:: What to produce ::
Reproduce each record below exactly as written.

— START OF Listed records —

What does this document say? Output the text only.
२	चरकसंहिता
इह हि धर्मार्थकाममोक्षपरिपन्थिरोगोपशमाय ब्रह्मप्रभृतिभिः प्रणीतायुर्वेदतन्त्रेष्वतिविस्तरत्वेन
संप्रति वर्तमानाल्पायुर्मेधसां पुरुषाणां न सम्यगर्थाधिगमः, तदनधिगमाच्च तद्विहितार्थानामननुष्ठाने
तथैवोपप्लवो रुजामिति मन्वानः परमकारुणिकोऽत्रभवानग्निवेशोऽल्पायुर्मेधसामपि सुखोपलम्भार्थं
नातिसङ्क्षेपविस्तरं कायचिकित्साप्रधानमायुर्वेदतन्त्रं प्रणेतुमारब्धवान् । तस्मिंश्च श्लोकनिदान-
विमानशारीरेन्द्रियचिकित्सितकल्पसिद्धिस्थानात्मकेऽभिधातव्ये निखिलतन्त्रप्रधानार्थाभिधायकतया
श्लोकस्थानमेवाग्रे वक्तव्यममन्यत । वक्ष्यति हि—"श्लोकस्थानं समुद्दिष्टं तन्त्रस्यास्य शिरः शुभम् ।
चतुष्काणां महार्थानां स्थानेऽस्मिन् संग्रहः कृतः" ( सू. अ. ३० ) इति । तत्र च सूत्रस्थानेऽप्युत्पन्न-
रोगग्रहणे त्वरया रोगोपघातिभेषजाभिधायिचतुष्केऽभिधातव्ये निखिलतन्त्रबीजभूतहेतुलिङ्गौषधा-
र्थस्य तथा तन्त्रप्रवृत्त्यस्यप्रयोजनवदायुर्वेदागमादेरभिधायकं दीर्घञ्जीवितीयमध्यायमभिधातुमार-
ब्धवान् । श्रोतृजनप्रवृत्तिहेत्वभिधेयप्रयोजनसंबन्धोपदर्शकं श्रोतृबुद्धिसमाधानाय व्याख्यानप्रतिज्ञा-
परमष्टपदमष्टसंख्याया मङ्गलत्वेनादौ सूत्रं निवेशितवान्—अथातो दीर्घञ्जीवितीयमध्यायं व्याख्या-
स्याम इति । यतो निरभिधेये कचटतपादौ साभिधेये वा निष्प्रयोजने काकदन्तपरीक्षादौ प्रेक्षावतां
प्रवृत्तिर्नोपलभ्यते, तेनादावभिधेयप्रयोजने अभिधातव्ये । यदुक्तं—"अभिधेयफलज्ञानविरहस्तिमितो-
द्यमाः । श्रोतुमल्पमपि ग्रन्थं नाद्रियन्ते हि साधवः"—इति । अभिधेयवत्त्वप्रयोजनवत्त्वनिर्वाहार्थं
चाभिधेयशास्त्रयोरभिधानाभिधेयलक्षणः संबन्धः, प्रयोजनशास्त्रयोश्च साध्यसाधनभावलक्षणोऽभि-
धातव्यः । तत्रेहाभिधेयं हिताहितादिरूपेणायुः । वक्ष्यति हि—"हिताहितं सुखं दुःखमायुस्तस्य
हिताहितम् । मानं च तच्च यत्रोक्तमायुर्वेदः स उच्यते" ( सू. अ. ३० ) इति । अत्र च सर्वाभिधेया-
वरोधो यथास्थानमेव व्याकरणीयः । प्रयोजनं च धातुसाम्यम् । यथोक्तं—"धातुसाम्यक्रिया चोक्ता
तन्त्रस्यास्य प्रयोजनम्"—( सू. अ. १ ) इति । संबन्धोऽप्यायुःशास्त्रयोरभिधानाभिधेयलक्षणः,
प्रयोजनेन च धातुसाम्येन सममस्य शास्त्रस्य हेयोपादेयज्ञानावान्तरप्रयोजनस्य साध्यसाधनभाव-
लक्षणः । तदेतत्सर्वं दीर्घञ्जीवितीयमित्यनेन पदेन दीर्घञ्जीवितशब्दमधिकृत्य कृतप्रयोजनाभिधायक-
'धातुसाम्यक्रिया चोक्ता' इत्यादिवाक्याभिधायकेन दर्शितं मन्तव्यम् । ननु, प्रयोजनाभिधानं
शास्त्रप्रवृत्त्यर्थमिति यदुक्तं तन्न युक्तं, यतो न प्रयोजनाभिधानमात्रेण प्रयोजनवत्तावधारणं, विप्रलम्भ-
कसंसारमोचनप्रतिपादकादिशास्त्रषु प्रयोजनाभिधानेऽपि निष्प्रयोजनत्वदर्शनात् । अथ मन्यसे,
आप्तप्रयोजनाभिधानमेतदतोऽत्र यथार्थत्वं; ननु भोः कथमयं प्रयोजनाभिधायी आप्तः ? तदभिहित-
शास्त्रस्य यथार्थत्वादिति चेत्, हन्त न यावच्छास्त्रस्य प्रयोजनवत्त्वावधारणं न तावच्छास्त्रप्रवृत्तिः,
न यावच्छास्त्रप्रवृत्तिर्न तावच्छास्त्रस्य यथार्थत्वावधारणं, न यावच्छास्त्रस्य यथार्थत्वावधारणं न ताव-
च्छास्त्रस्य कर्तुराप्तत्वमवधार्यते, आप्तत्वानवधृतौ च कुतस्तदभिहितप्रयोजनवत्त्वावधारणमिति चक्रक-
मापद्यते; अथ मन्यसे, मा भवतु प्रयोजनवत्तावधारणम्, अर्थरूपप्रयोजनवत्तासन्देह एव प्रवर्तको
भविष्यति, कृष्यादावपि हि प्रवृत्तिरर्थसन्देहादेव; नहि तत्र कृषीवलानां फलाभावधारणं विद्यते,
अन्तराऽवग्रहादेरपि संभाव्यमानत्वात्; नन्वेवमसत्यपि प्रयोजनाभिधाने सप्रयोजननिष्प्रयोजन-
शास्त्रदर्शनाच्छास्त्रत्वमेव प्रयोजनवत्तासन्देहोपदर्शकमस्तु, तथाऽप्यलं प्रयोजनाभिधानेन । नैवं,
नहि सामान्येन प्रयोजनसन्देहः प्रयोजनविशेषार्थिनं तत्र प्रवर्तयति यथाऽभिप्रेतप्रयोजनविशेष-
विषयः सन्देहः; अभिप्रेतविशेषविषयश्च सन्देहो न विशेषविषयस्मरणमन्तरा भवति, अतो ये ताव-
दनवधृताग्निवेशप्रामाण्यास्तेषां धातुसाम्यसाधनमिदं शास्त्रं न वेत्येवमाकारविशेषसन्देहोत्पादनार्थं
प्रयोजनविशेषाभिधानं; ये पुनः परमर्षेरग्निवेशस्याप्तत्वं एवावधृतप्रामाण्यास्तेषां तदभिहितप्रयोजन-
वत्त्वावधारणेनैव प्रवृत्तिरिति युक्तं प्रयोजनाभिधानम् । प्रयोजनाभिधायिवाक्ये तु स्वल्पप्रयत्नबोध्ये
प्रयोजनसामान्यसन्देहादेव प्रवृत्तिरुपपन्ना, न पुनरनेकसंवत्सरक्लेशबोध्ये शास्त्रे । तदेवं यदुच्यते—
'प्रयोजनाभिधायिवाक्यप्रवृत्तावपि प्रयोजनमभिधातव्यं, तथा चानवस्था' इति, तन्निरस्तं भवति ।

— END OF Listed records —

:: Answer for the task ::
What does this document say? Output the text only.
२	चरकसंहिता
इह हि धर्मार्थकाममोक्षपरिपन्थिरोगोपशमाय ब्रह्मप्रभृतिभिः प्रणीतायुर्वेदतन्त्रेष्वतिविस्तरत्वेन
संप्रति वर्तमानाल्पायुर्मेधसां पुरुषाणां न सम्यगर्थाधिगमः, तदनधिगमाच्च तद्विहितार्थानामननुष्ठाने
तथैवोपप्लवो रुजामिति मन्वानः परमकारुणिकोऽत्रभवानग्निवेशोऽल्पायुर्मेधसामपि सुखोपलम्भार्थं
नातिसङ्क्षेपविस्तरं कायचिकित्साप्रधानमायुर्वेदतन्त्रं प्रणेतुमारब्धवान् । तस्मिंश्च श्लोकनिदान-
विमानशारीरेन्द्रियचिकित्सितकल्पसिद्धिस्थानात्मकेऽभिधातव्ये निखिलतन्त्रप्रधानार्थाभिधायकतया
श्लोकस्थानमेवाग्रे वक्तव्यममन्यत । वक्ष्यति हि—"श्लोकस्थानं समुद्दिष्टं तन्त्रस्यास्य शिरः शुभम् ।
चतुष्काणां महार्थानां स्थानेऽस्मिन् संग्रहः कृतः" ( सू. अ. ३० ) इति । तत्र च सूत्रस्थानेऽप्युत्पन्न-
रोगग्रहणे त्वरया रोगोपघातिभेषजाभिधायिचतुष्केऽभिधातव्ये निखिलतन्त्रबीजभूतहेतुलिङ्गौषधा-
र्थस्य तथा तन्त्रप्रवृत्त्यस्यप्रयोजनवदायुर्वेदागमादेरभिधायकं दीर्घञ्जीवितीयमध्यायमभिधातुमार-
ब्धवान् । श्रोतृजनप्रवृत्तिहेत्वभिधेयप्रयोजनसंबन्धोपदर्शकं श्रोतृबुद्धिसमाधानाय व्याख्यानप्रतिज्ञा-
परमष्टपदमष्टसंख्याया मङ्गलत्वेनादौ सूत्रं निवेशितवान्—अथातो दीर्घञ्जीवितीयमध्यायं व्याख्या-
स्याम इति । यतो निरभिधेये कचटतपादौ साभिधेये वा निष्प्रयोजने काकदन्तपरीक्षादौ प्रेक्षावतां
प्रवृत्तिर्नोपलभ्यते, तेनादावभिधेयप्रयोजने अभिधातव्ये । यदुक्तं—"अभिधेयफलज्ञानविरहस्तिमितो-
द्यमाः । श्रोतुमल्पमपि ग्रन्थं नाद्रियन्ते हि साधवः"—इति । अभिधेयवत्त्वप्रयोजनवत्त्वनिर्वाहार्थं
चाभिधेयशास्त्रयोरभिधानाभिधेयलक्षणः संबन्धः, प्रयोजनशास्त्रयोश्च साध्यसाधनभावलक्षणोऽभि-
धातव्यः । तत्रेहाभिधेयं हिताहितादिरूपेणायुः । वक्ष्यति हि—"हिताहितं सुखं दुःखमायुस्तस्य
हिताहितम् । मानं च तच्च यत्रोक्तमायुर्वेदः स उच्यते" ( सू. अ. ३० ) इति । अत्र च सर्वाभिधेया-
वरोधो यथास्थानमेव व्याकरणीयः । प्रयोजनं च धातुसाम्यम् । यथोक्तं—"धातुसाम्यक्रिया चोक्ता
तन्त्रस्यास्य प्रयोजनम्"—( सू. अ. १ ) इति । संबन्धोऽप्यायुःशास्त्रयोरभिधानाभिधेयलक्षणः,
प्रयोजनेन च धातुसाम्येन सममस्य शास्त्रस्य हेयोपादेयज्ञानावान्तरप्रयोजनस्य साध्यसाधनभाव-
लक्षणः । तदेतत्सर्वं दीर्घञ्जीवितीयमित्यनेन पदेन दीर्घञ्जीवितशब्दमधिकृत्य कृतप्रयोजनाभिधायक-
'धातुसाम्यक्रिया चोक्ता' इत्यादिवाक्याभिधायकेन दर्शितं मन्तव्यम् । ननु, प्रयोजनाभिधानं
शास्त्रप्रवृत्त्यर्थमिति यदुक्तं तन्न युक्तं, यतो न प्रयोजनाभिधानमात्रेण प्रयोजनवत्तावधारणं, विप्रलम्भ-
कसंसारमोचनप्रतिपादकादिशास्त्रषु प्रयोजनाभिधानेऽपि निष्प्रयोजनत्वदर्शनात् । अथ मन्यसे,
आप्तप्रयोजनाभिधानमेतदतोऽत्र यथार्थत्वं; ननु भोः कथमयं प्रयोजनाभिधायी आप्तः ? तदभिहित-
शास्त्रस्य यथार्थत्वादिति चेत्, हन्त न यावच्छास्त्रस्य प्रयोजनवत्त्वावधारणं न तावच्छास्त्रप्रवृत्तिः,
न यावच्छास्त्रप्रवृत्तिर्न तावच्छास्त्रस्य यथार्थत्वावधारणं, न यावच्छास्त्रस्य यथार्थत्वावधारणं न ताव-
च्छास्त्रस्य कर्तुराप्तत्वमवधार्यते, आप्तत्वानवधृतौ च कुतस्तदभिहितप्रयोजनवत्त्वावधारणमिति चक्रक-
मापद्यते; अथ मन्यसे, मा भवतु प्रयोजनवत्तावधारणम्, अर्थरूपप्रयोजनवत्तासन्देह एव प्रवर्तको
भविष्यति, कृष्यादावपि हि प्रवृत्तिरर्थसन्देहादेव; नहि तत्र कृषीवलानां फलाभावधारणं विद्यते,
अन्तराऽवग्रहादेरपि संभाव्यमानत्वात्; नन्वेवमसत्यपि प्रयोजनाभिधाने सप्रयोजननिष्प्रयोजन-
शास्त्रदर्शनाच्छास्त्रत्वमेव प्रयोजनवत्तासन्देहोपदर्शकमस्तु, तथाऽप्यलं प्रयोजनाभिधानेन । नैवं,
नहि सामान्येन प्रयोजनसन्देहः प्रयोजनविशेषार्थिनं तत्र प्रवर्तयति यथाऽभिप्रेतप्रयोजनविशेष-
विषयः सन्देहः; अभिप्रेतविशेषविषयश्च सन्देहो न विशेषविषयस्मरणमन्तरा भवति, अतो ये ताव-
दनवधृताग्निवेशप्रामाण्यास्तेषां धातुसाम्यसाधनमिदं शास्त्रं न वेत्येवमाकारविशेषसन्देहोत्पादनार्थं
प्रयोजनविशेषाभिधानं; ये पुनः परमर्षेरग्निवेशस्याप्तत्वं एवावधृतप्रामाण्यास्तेषां तदभिहितप्रयोजन-
वत्त्वावधारणेनैव प्रवृत्तिरिति युक्तं प्रयोजनाभिधानम् । प्रयोजनाभिधायिवाक्ये तु स्वल्पप्रयत्नबोध्ये
प्रयोजनसामान्यसन्देहादेव प्रवृत्तिरुपपन्ना, न पुनरनेकसंवत्सरक्लेशबोध्ये शास्त्रे । तदेवं यदुच्यते—
'प्रयोजनाभिधायिवाक्यप्रवृत्तावपि प्रयोजनमभिधातव्यं, तथा चानवस्था' इति, तन्निरस्तं भवति ।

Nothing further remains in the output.